## Problem to solve
Each entry below must be repeated exactly, with pictures left out.

——————————

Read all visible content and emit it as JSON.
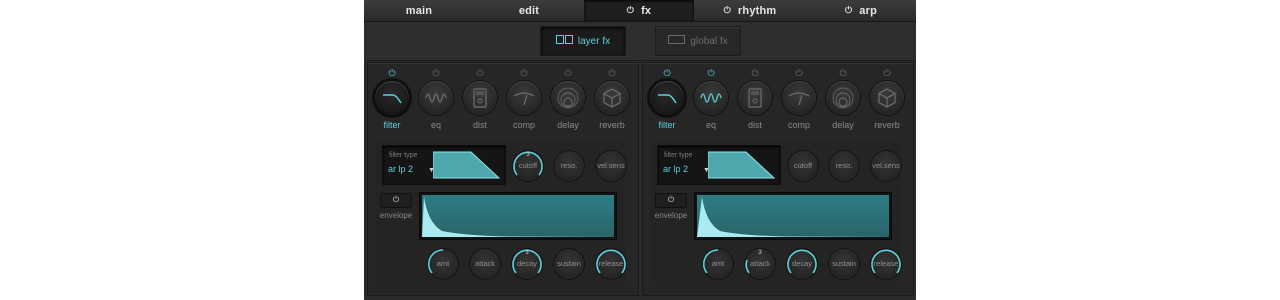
{
  "colors": {
    "accent": "#5ad1de",
    "panel": "#262626",
    "dark": "#121212",
    "text_dim": "#8a8a8a"
  },
  "tabs": {
    "main": {
      "label": "main"
    },
    "edit": {
      "label": "edit"
    },
    "fx": {
      "label": "fx",
      "icon": "power-icon"
    },
    "rhythm": {
      "label": "rhythm",
      "icon": "power-icon"
    },
    "arp": {
      "label": "arp",
      "icon": "power-icon"
    }
  },
  "subtabs": {
    "layer_fx": {
      "label": "layer fx",
      "icon": "dual-layer-icon"
    },
    "global_fx": {
      "label": "global fx",
      "icon": "single-layer-icon"
    }
  },
  "panels": {
    "left": {
      "fx_units": [
        {
          "label": "filter",
          "icon": "filter-curve-icon"
        },
        {
          "label": "eq",
          "icon": "eq-wave-icon"
        },
        {
          "label": "dist",
          "icon": "distortion-pedal-icon"
        },
        {
          "label": "comp",
          "icon": "compressor-meter-icon"
        },
        {
          "label": "delay",
          "icon": "delay-rings-icon"
        },
        {
          "label": "reverb",
          "icon": "reverb-cube-icon"
        }
      ],
      "filter_type_label": "filter type",
      "filter_type_value": "ar lp 2",
      "filter_knobs": {
        "cutoff": {
          "label": "cutoff",
          "value_text": "3"
        },
        "reso": {
          "label": "reso.",
          "value_text": ""
        },
        "vel_sens": {
          "label": "vel.sens",
          "value_text": ""
        }
      },
      "envelope_label": "envelope",
      "env_knobs": {
        "amt": {
          "label": "amt",
          "value_text": ""
        },
        "attack": {
          "label": "attack",
          "value_text": ""
        },
        "decay": {
          "label": "decay",
          "value_text": "3"
        },
        "sustain": {
          "label": "sustain",
          "value_text": ""
        },
        "release": {
          "label": "release",
          "value_text": ""
        }
      }
    },
    "right": {
      "fx_units": [
        {
          "label": "filter",
          "icon": "filter-curve-icon"
        },
        {
          "label": "eq",
          "icon": "eq-wave-icon"
        },
        {
          "label": "dist",
          "icon": "distortion-pedal-icon"
        },
        {
          "label": "comp",
          "icon": "compressor-meter-icon"
        },
        {
          "label": "delay",
          "icon": "delay-rings-icon"
        },
        {
          "label": "reverb",
          "icon": "reverb-cube-icon"
        }
      ],
      "filter_type_label": "filter type",
      "filter_type_value": "ar lp 2",
      "filter_knobs": {
        "cutoff": {
          "label": "cutoff",
          "value_text": ""
        },
        "reso": {
          "label": "reso.",
          "value_text": ""
        },
        "vel_sens": {
          "label": "vel.sens",
          "value_text": ""
        }
      },
      "envelope_label": "envelope",
      "env_knobs": {
        "amt": {
          "label": "amt",
          "value_text": ""
        },
        "attack": {
          "label": "attack",
          "value_text": "3"
        },
        "decay": {
          "label": "decay",
          "value_text": ""
        },
        "sustain": {
          "label": "sustain",
          "value_text": ""
        },
        "release": {
          "label": "release",
          "value_text": ""
        }
      }
    }
  }
}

——————————

## Completed task
Read all visible content and emit it as JSON.
{
  "colors": {
    "accent": "#5ad1de",
    "panel": "#262626",
    "dark": "#121212",
    "text_dim": "#8a8a8a"
  },
  "tabs": {
    "main": {
      "label": "main"
    },
    "edit": {
      "label": "edit"
    },
    "fx": {
      "label": "fx",
      "icon": "power-icon"
    },
    "rhythm": {
      "label": "rhythm",
      "icon": "power-icon"
    },
    "arp": {
      "label": "arp",
      "icon": "power-icon"
    }
  },
  "subtabs": {
    "layer_fx": {
      "label": "layer fx",
      "icon": "dual-layer-icon"
    },
    "global_fx": {
      "label": "global fx",
      "icon": "single-layer-icon"
    }
  },
  "panels": {
    "left": {
      "fx_units": [
        {
          "label": "filter",
          "icon": "filter-curve-icon"
        },
        {
          "label": "eq",
          "icon": "eq-wave-icon"
        },
        {
          "label": "dist",
          "icon": "distortion-pedal-icon"
        },
        {
          "label": "comp",
          "icon": "compressor-meter-icon"
        },
        {
          "label": "delay",
          "icon": "delay-rings-icon"
        },
        {
          "label": "reverb",
          "icon": "reverb-cube-icon"
        }
      ],
      "filter_type_label": "filter type",
      "filter_type_value": "ar lp 2",
      "filter_knobs": {
        "cutoff": {
          "label": "cutoff",
          "value_text": "3"
        },
        "reso": {
          "label": "reso.",
          "value_text": ""
        },
        "vel_sens": {
          "label": "vel.sens",
          "value_text": ""
        }
      },
      "envelope_label": "envelope",
      "env_knobs": {
        "amt": {
          "label": "amt",
          "value_text": ""
        },
        "attack": {
          "label": "attack",
          "value_text": ""
        },
        "decay": {
          "label": "decay",
          "value_text": "3"
        },
        "sustain": {
          "label": "sustain",
          "value_text": ""
        },
        "release": {
          "label": "release",
          "value_text": ""
        }
      }
    },
    "right": {
      "fx_units": [
        {
          "label": "filter",
          "icon": "filter-curve-icon"
        },
        {
          "label": "eq",
          "icon": "eq-wave-icon"
        },
        {
          "label": "dist",
          "icon": "distortion-pedal-icon"
        },
        {
          "label": "comp",
          "icon": "compressor-meter-icon"
        },
        {
          "label": "delay",
          "icon": "delay-rings-icon"
        },
        {
          "label": "reverb",
          "icon": "reverb-cube-icon"
        }
      ],
      "filter_type_label": "filter type",
      "filter_type_value": "ar lp 2",
      "filter_knobs": {
        "cutoff": {
          "label": "cutoff",
          "value_text": ""
        },
        "reso": {
          "label": "reso.",
          "value_text": ""
        },
        "vel_sens": {
          "label": "vel.sens",
          "value_text": ""
        }
      },
      "envelope_label": "envelope",
      "env_knobs": {
        "amt": {
          "label": "amt",
          "value_text": ""
        },
        "attack": {
          "label": "attack",
          "value_text": "3"
        },
        "decay": {
          "label": "decay",
          "value_text": ""
        },
        "sustain": {
          "label": "sustain",
          "value_text": ""
        },
        "release": {
          "label": "release",
          "value_text": ""
        }
      }
    }
  }
}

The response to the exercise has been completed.